(Dataset records)

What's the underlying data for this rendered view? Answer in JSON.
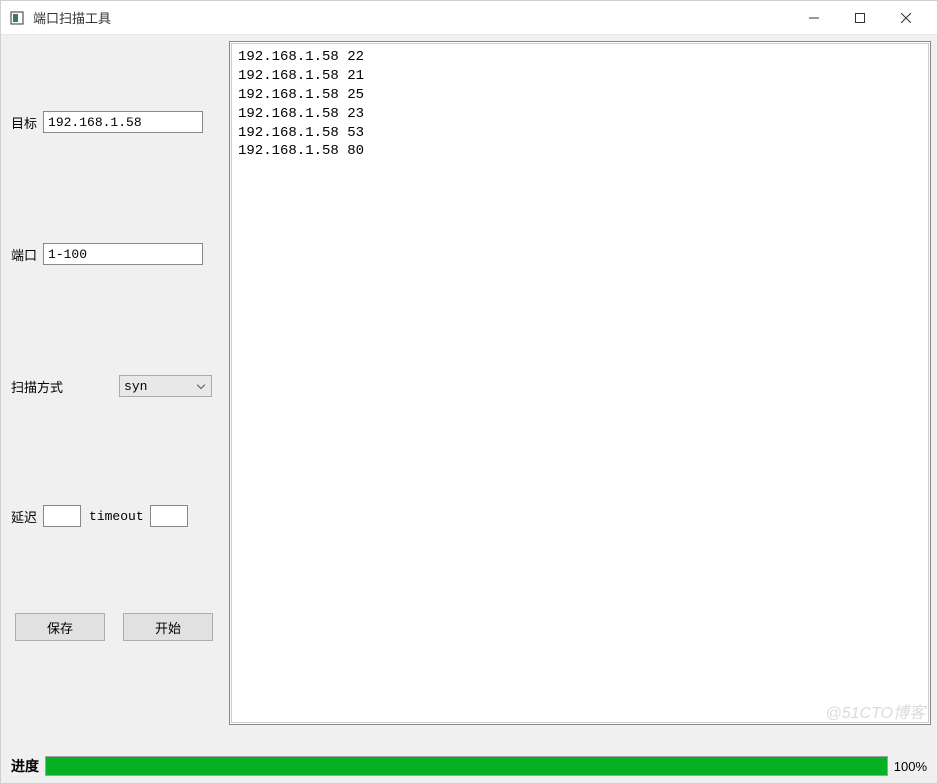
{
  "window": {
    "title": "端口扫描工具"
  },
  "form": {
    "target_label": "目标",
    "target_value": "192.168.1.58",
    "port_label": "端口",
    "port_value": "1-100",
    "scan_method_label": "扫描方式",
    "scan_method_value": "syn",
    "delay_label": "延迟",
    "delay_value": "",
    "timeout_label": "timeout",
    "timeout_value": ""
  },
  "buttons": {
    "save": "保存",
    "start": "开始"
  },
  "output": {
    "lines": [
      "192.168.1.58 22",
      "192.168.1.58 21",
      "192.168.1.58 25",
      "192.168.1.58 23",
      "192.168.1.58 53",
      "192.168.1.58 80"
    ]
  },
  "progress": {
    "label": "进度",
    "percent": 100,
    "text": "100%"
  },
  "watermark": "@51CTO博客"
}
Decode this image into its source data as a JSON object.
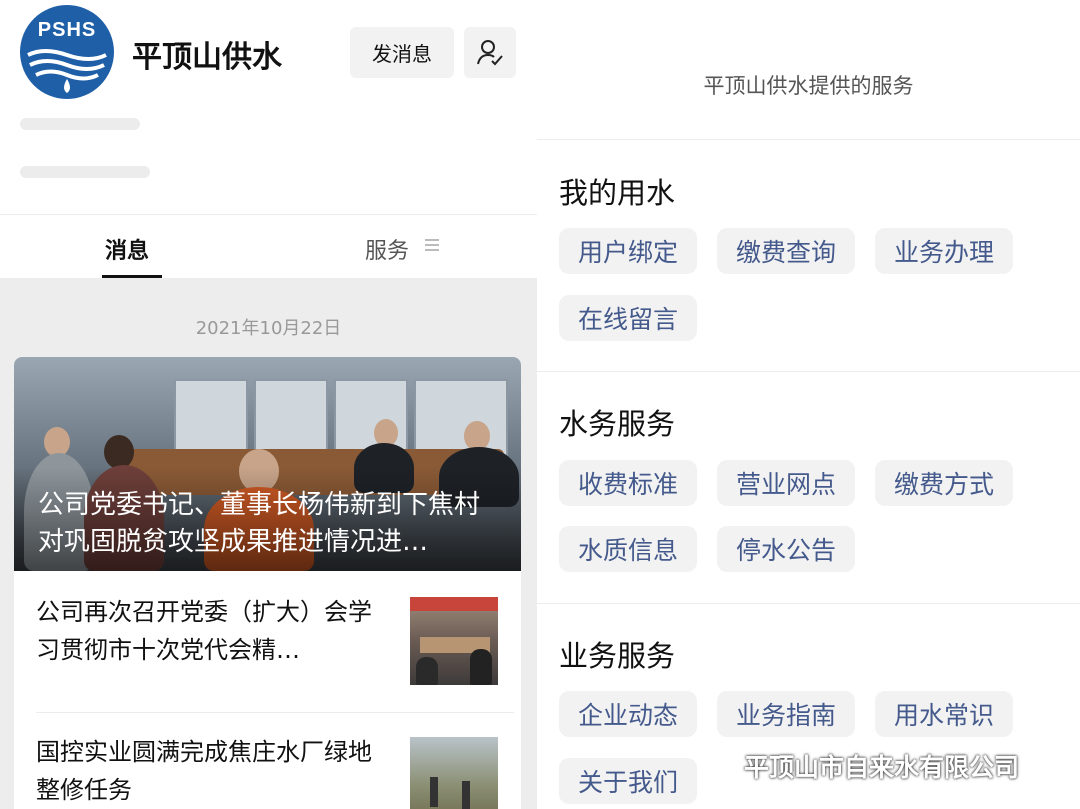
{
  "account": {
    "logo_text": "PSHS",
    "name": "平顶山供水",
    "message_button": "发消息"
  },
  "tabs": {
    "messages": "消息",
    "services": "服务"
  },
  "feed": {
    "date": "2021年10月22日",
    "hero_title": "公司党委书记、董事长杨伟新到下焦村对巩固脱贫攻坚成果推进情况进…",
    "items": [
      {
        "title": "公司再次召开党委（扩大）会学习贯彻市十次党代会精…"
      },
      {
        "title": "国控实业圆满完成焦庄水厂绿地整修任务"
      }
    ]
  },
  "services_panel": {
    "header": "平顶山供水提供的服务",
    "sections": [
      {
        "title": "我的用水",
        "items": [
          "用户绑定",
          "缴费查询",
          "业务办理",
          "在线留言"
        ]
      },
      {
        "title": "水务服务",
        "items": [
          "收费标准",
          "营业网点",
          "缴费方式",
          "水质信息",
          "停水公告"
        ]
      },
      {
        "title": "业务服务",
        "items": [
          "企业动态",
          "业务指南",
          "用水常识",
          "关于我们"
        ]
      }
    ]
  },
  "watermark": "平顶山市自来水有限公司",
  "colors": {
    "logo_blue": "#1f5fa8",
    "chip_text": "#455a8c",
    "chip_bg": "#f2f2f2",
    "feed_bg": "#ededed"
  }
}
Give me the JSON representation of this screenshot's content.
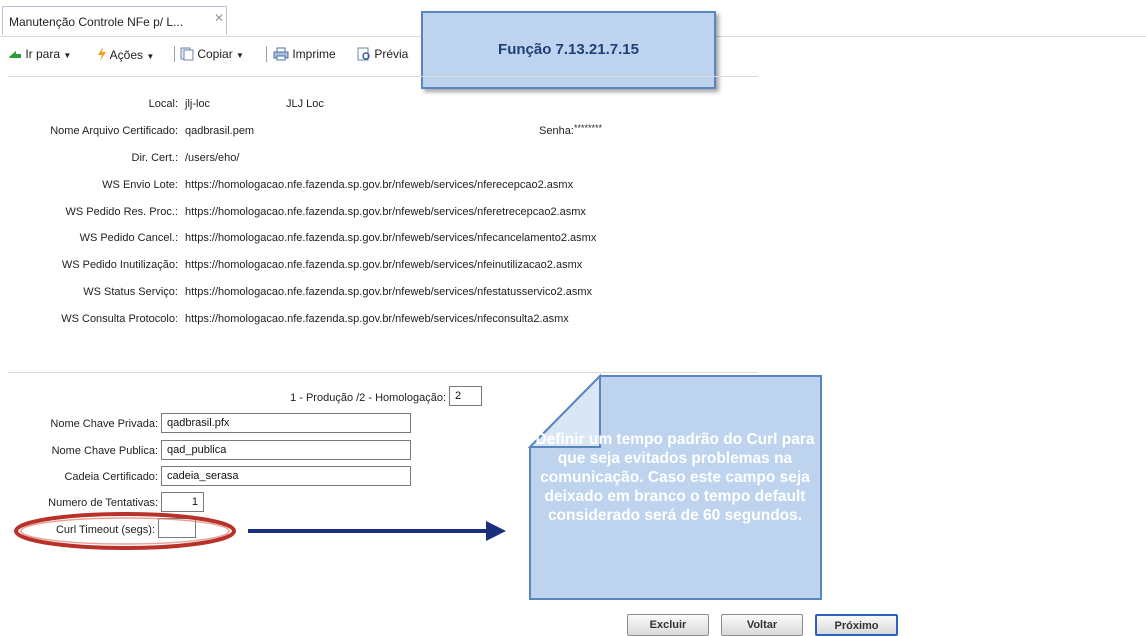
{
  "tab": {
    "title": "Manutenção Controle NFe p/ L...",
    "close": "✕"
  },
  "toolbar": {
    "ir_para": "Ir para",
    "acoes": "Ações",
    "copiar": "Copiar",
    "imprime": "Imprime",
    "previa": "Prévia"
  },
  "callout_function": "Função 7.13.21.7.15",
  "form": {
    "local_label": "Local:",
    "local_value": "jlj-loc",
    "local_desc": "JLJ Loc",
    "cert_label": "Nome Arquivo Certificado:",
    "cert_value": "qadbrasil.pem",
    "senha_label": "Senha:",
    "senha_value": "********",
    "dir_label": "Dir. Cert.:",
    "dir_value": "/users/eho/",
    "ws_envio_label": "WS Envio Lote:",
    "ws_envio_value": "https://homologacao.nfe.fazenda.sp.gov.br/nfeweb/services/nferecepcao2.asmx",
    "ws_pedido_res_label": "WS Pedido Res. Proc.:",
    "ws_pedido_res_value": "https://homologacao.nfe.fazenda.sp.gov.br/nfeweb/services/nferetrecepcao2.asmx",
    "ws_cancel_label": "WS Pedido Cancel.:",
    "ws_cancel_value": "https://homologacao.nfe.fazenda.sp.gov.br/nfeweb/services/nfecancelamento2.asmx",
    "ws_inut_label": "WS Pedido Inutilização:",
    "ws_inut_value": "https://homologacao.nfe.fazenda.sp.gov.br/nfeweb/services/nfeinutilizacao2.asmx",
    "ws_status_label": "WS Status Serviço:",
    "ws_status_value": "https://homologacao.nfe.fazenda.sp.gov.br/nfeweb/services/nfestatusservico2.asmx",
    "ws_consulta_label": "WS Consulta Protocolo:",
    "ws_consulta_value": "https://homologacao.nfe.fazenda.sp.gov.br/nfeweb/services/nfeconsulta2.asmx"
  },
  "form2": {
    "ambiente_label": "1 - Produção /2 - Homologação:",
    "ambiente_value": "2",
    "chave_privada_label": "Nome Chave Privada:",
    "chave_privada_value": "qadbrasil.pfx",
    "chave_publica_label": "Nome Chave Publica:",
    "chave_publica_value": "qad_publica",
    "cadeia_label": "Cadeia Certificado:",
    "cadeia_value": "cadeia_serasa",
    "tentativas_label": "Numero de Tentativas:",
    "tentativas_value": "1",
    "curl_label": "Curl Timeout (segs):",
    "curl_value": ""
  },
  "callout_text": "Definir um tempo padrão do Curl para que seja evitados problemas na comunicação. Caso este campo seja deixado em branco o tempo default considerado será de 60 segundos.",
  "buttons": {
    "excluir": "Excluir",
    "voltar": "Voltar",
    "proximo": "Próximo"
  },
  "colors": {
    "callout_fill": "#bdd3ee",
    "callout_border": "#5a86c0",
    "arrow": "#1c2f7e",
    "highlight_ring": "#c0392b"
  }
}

--- Work to complete ---
Pull out every line of the records above that contains the word "Nome".

--- Reply ---
    "cert_label": "Nome Arquivo Certificado:",
    "chave_privada_label": "Nome Chave Privada:",
    "chave_publica_label": "Nome Chave Publica:",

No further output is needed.